Input rows
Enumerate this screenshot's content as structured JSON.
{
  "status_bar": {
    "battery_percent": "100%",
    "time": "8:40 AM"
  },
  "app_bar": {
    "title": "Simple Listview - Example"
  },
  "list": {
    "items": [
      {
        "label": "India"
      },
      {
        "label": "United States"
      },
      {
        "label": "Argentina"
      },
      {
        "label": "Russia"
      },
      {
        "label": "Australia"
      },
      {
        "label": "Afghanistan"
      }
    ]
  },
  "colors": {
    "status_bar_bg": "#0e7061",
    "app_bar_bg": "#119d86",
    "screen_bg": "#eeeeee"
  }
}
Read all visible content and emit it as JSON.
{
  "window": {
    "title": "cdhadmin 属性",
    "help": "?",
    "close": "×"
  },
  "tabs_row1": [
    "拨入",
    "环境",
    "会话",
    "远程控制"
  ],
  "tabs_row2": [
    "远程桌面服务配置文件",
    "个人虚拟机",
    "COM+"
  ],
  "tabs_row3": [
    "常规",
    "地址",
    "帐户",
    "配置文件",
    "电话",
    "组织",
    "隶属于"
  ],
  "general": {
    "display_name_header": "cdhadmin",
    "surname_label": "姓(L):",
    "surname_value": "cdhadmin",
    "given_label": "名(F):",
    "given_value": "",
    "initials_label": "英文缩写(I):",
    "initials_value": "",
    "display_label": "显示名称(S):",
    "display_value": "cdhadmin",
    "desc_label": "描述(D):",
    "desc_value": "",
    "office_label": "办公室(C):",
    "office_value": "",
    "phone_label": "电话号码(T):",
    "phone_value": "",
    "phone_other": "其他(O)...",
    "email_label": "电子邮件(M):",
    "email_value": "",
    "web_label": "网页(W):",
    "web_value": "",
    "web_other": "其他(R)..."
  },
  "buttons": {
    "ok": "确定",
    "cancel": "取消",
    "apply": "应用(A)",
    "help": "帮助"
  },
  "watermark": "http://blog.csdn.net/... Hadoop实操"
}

What to do
Copy out every line from the records that has the word "cdhadmin".

Response to this task
    "title": "cdhadmin 属性",
    "display_name_header": "cdhadmin",
    "surname_value": "cdhadmin",
    "display_value": "cdhadmin",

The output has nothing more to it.